Set the data down again, exactly as it reads, but without the pictures.
☆ ☆ ☆ ☆
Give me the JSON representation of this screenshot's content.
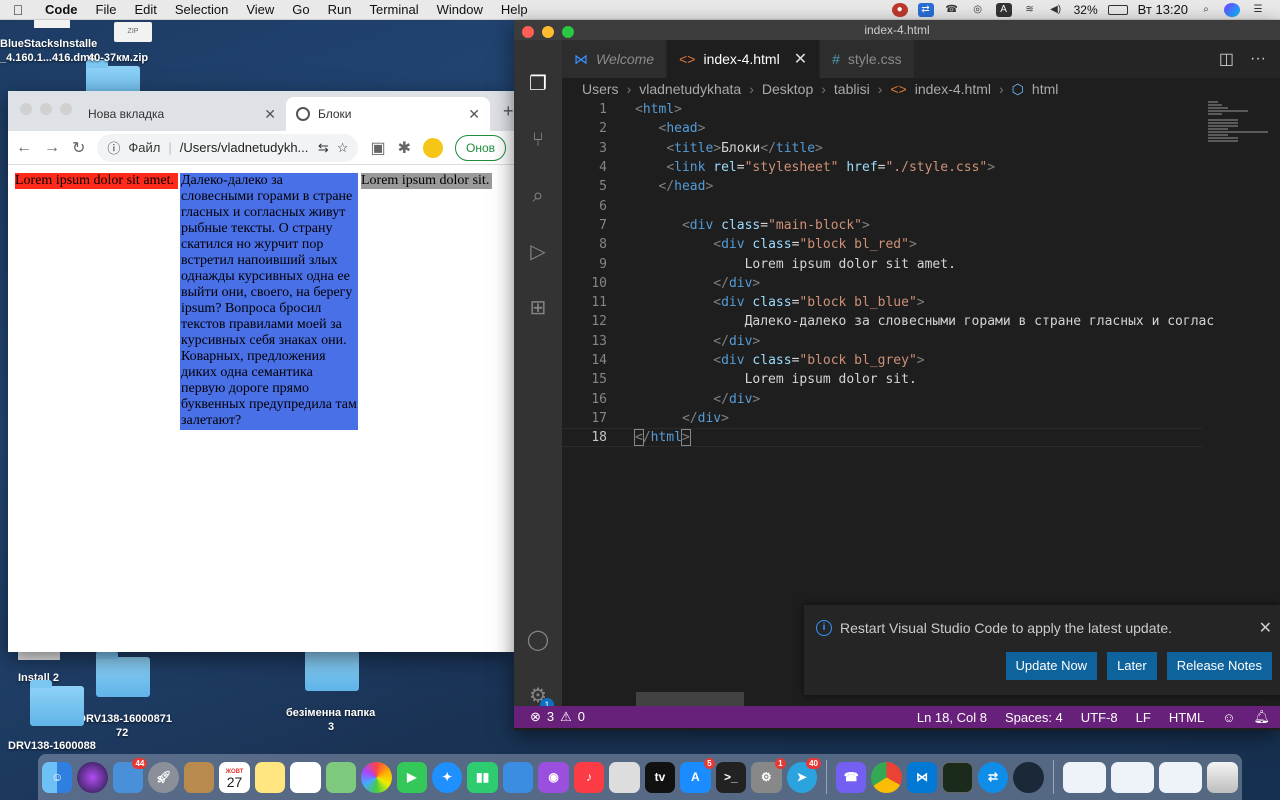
{
  "menubar": {
    "app_name": "Code",
    "items": [
      "File",
      "Edit",
      "Selection",
      "View",
      "Go",
      "Run",
      "Terminal",
      "Window",
      "Help"
    ],
    "battery": "32%",
    "clock": "Вт 13:20"
  },
  "desktop": {
    "labels": {
      "bluestacks": "BlueStacksInstalle",
      "dmg_line": "_4.160.1...416.dmg",
      "zip": "40-37км.zip",
      "install2": "Install 2",
      "drv_a": "DRV138-16000871",
      "drv_a2": "72",
      "folder_new": "безіменна папка",
      "folder_new2": "3",
      "drv_b": "DRV138-1600088"
    }
  },
  "chrome": {
    "tabs": [
      {
        "label": "Нова вкладка"
      },
      {
        "label": "Блоки"
      }
    ],
    "address": {
      "scheme_label": "Файл",
      "url": "/Users/vladnetudykh..."
    },
    "update_label": "Онов",
    "page": {
      "red": "Lorem ipsum dolor sit amet.",
      "blue": "Далеко-далеко за словесными горами в стране гласных и согласных живут рыбные тексты. О страну скатился но журчит пор встретил напоивший злых однажды курсивных одна ее выйти они, своего, на берегу ipsum? Вопроса бросил текстов правилами моей за курсивных себя знаках они. Коварных, предложения диких одна семантика первую дороге прямо буквенных предупредила там залетают?",
      "grey": "Lorem ipsum dolor sit."
    }
  },
  "vscode": {
    "window_title": "index-4.html",
    "tabs": [
      {
        "label": "Welcome"
      },
      {
        "label": "index-4.html"
      },
      {
        "label": "style.css"
      }
    ],
    "breadcrumb": [
      "Users",
      "vladnetudykhata",
      "Desktop",
      "tablisi",
      "index-4.html",
      "html"
    ],
    "code_lines": [
      "1",
      "2",
      "3",
      "4",
      "5",
      "6",
      "7",
      "8",
      "9",
      "10",
      "11",
      "12",
      "13",
      "14",
      "15",
      "16",
      "17",
      "18"
    ],
    "code": {
      "l9": "Lorem ipsum dolor sit amet.",
      "l12": "Далеко-далеко за словесными горами в стране гласных и соглас",
      "l15": "Lorem ipsum dolor sit.",
      "title_text": "Блоки",
      "stylesheet_rel": "\"stylesheet\"",
      "stylesheet_href": "\"./style.css\"",
      "main_block": "\"main-block\"",
      "bl_red": "\"block bl_red\"",
      "bl_blue": "\"block bl_blue\"",
      "bl_grey": "\"block bl_grey\""
    },
    "settings_badge": "1",
    "notification": {
      "message": "Restart Visual Studio Code to apply the latest update.",
      "buttons": [
        "Update Now",
        "Later",
        "Release Notes"
      ]
    },
    "status": {
      "errors": "3",
      "warnings": "0",
      "position": "Ln 18, Col 8",
      "spaces": "Spaces: 4",
      "encoding": "UTF-8",
      "eol": "LF",
      "language": "HTML"
    },
    "accent_color": "#68217a"
  },
  "dock": {
    "calendar_month": "ЖОВТ",
    "calendar_day": "27",
    "badges": {
      "mail": "44",
      "appstore": "5",
      "sysprefs": "1",
      "telegram": "40"
    }
  }
}
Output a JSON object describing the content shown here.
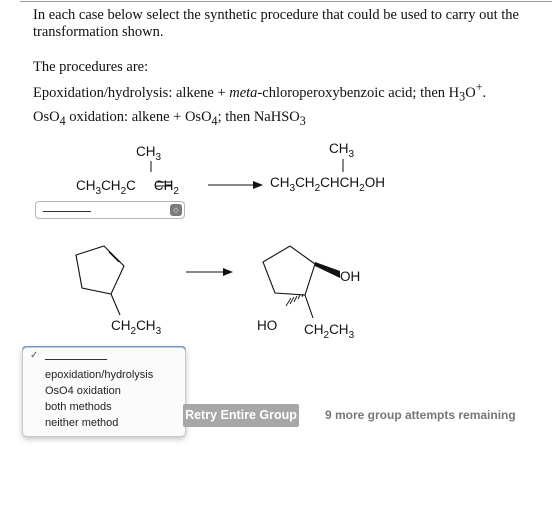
{
  "question": {
    "intro": "In each case below select the synthetic procedure that could be used to carry out the transformation shown.",
    "procedures_heading": "The procedures are:",
    "epox_label": "Epoxidation/hydrolysis: alkene + ",
    "epox_meta": "meta",
    "epox_reagent": "-chloroperoxybenzoic acid; then H",
    "epox_h3o_sub": "3",
    "epox_o": "O",
    "epox_sup": "+",
    "epox_end": ".",
    "oso4_os": "OsO",
    "oso4_sub": "4",
    "oso4_mid": " oxidation: alkene + OsO",
    "oso4_sub2": "4",
    "oso4_then": "; then NaHSO",
    "oso4_sub3": "3"
  },
  "reaction1": {
    "reactant_ch3": "CH",
    "reactant_ch3_sub": "3",
    "reactant_main_parts": [
      "CH",
      "3",
      "CH",
      "2",
      "C",
      "CH",
      "2"
    ],
    "product_ch3": "CH",
    "product_ch3_sub": "3",
    "product_main_parts": [
      "CH",
      "3",
      "CH",
      "2",
      "CHCH",
      "2",
      "OH"
    ]
  },
  "reaction2": {
    "reactant_sub_label": "CH",
    "reactant_sub_sub": "2",
    "reactant_sub_label2": "CH",
    "reactant_sub_sub2": "3",
    "product_oh": "OH",
    "product_ho": "HO",
    "product_ethyl": "CH",
    "product_ethyl_sub": "2",
    "product_ethyl2": "CH",
    "product_ethyl_sub2": "3"
  },
  "select1": {
    "value": "",
    "icon": "stepper-icon"
  },
  "dropdown": {
    "options": [
      "epoxidation/hydrolysis",
      "OsO4 oxidation",
      "both methods",
      "neither method"
    ],
    "selected_marker": "✓"
  },
  "actions": {
    "retry_label": "Retry Entire Group",
    "remaining_label": "9 more group attempts remaining"
  },
  "colors": {
    "accent": "#6ea0dc",
    "button": "#a7a7a7",
    "muted_text": "#777777"
  }
}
☆ ☆ ☆ ☆
*RESULT OF THIS EXERCISE*:
Give me the JSON representation of this screenshot's content.
{
  "menubar": {
    "app_name": "Code",
    "items": [
      "File",
      "Edit",
      "Selection",
      "View",
      "Go",
      "Run",
      "Terminal",
      "Window",
      "Help"
    ],
    "battery": "32%",
    "clock": "Вт 13:20"
  },
  "desktop": {
    "labels": {
      "bluestacks": "BlueStacksInstalle",
      "dmg_line": "_4.160.1...416.dmg",
      "zip": "40-37км.zip",
      "install2": "Install 2",
      "drv_a": "DRV138-16000871",
      "drv_a2": "72",
      "folder_new": "безіменна папка",
      "folder_new2": "3",
      "drv_b": "DRV138-1600088"
    }
  },
  "chrome": {
    "tabs": [
      {
        "label": "Нова вкладка"
      },
      {
        "label": "Блоки"
      }
    ],
    "address": {
      "scheme_label": "Файл",
      "url": "/Users/vladnetudykh..."
    },
    "update_label": "Онов",
    "page": {
      "red": "Lorem ipsum dolor sit amet.",
      "blue": "Далеко-далеко за словесными горами в стране гласных и согласных живут рыбные тексты. О страну скатился но журчит пор встретил напоивший злых однажды курсивных одна ее выйти они, своего, на берегу ipsum? Вопроса бросил текстов правилами моей за курсивных себя знаках они. Коварных, предложения диких одна семантика первую дороге прямо буквенных предупредила там залетают?",
      "grey": "Lorem ipsum dolor sit."
    }
  },
  "vscode": {
    "window_title": "index-4.html",
    "tabs": [
      {
        "label": "Welcome"
      },
      {
        "label": "index-4.html"
      },
      {
        "label": "style.css"
      }
    ],
    "breadcrumb": [
      "Users",
      "vladnetudykhata",
      "Desktop",
      "tablisi",
      "index-4.html",
      "html"
    ],
    "code_lines": [
      "1",
      "2",
      "3",
      "4",
      "5",
      "6",
      "7",
      "8",
      "9",
      "10",
      "11",
      "12",
      "13",
      "14",
      "15",
      "16",
      "17",
      "18"
    ],
    "code": {
      "l9": "Lorem ipsum dolor sit amet.",
      "l12": "Далеко-далеко за словесными горами в стране гласных и соглас",
      "l15": "Lorem ipsum dolor sit.",
      "title_text": "Блоки",
      "stylesheet_rel": "\"stylesheet\"",
      "stylesheet_href": "\"./style.css\"",
      "main_block": "\"main-block\"",
      "bl_red": "\"block bl_red\"",
      "bl_blue": "\"block bl_blue\"",
      "bl_grey": "\"block bl_grey\""
    },
    "settings_badge": "1",
    "notification": {
      "message": "Restart Visual Studio Code to apply the latest update.",
      "buttons": [
        "Update Now",
        "Later",
        "Release Notes"
      ]
    },
    "status": {
      "errors": "3",
      "warnings": "0",
      "position": "Ln 18, Col 8",
      "spaces": "Spaces: 4",
      "encoding": "UTF-8",
      "eol": "LF",
      "language": "HTML"
    },
    "accent_color": "#68217a"
  },
  "dock": {
    "calendar_month": "ЖОВТ",
    "calendar_day": "27",
    "badges": {
      "mail": "44",
      "appstore": "5",
      "sysprefs": "1",
      "telegram": "40"
    }
  }
}
Output a JSON object describing the content shown here.
{
  "question": {
    "intro": "In each case below select the synthetic procedure that could be used to carry out the transformation shown.",
    "procedures_heading": "The procedures are:",
    "epox_label": "Epoxidation/hydrolysis: alkene + ",
    "epox_meta": "meta",
    "epox_reagent": "-chloroperoxybenzoic acid; then H",
    "epox_h3o_sub": "3",
    "epox_o": "O",
    "epox_sup": "+",
    "epox_end": ".",
    "oso4_os": "OsO",
    "oso4_sub": "4",
    "oso4_mid": " oxidation: alkene + OsO",
    "oso4_sub2": "4",
    "oso4_then": "; then NaHSO",
    "oso4_sub3": "3"
  },
  "reaction1": {
    "reactant_ch3": "CH",
    "reactant_ch3_sub": "3",
    "reactant_main_parts": [
      "CH",
      "3",
      "CH",
      "2",
      "C",
      "CH",
      "2"
    ],
    "product_ch3": "CH",
    "product_ch3_sub": "3",
    "product_main_parts": [
      "CH",
      "3",
      "CH",
      "2",
      "CHCH",
      "2",
      "OH"
    ]
  },
  "reaction2": {
    "reactant_sub_label": "CH",
    "reactant_sub_sub": "2",
    "reactant_sub_label2": "CH",
    "reactant_sub_sub2": "3",
    "product_oh": "OH",
    "product_ho": "HO",
    "product_ethyl": "CH",
    "product_ethyl_sub": "2",
    "product_ethyl2": "CH",
    "product_ethyl_sub2": "3"
  },
  "select1": {
    "value": "",
    "icon": "stepper-icon"
  },
  "dropdown": {
    "options": [
      "epoxidation/hydrolysis",
      "OsO4 oxidation",
      "both methods",
      "neither method"
    ],
    "selected_marker": "✓"
  },
  "actions": {
    "retry_label": "Retry Entire Group",
    "remaining_label": "9 more group attempts remaining"
  },
  "colors": {
    "accent": "#6ea0dc",
    "button": "#a7a7a7",
    "muted_text": "#777777"
  }
}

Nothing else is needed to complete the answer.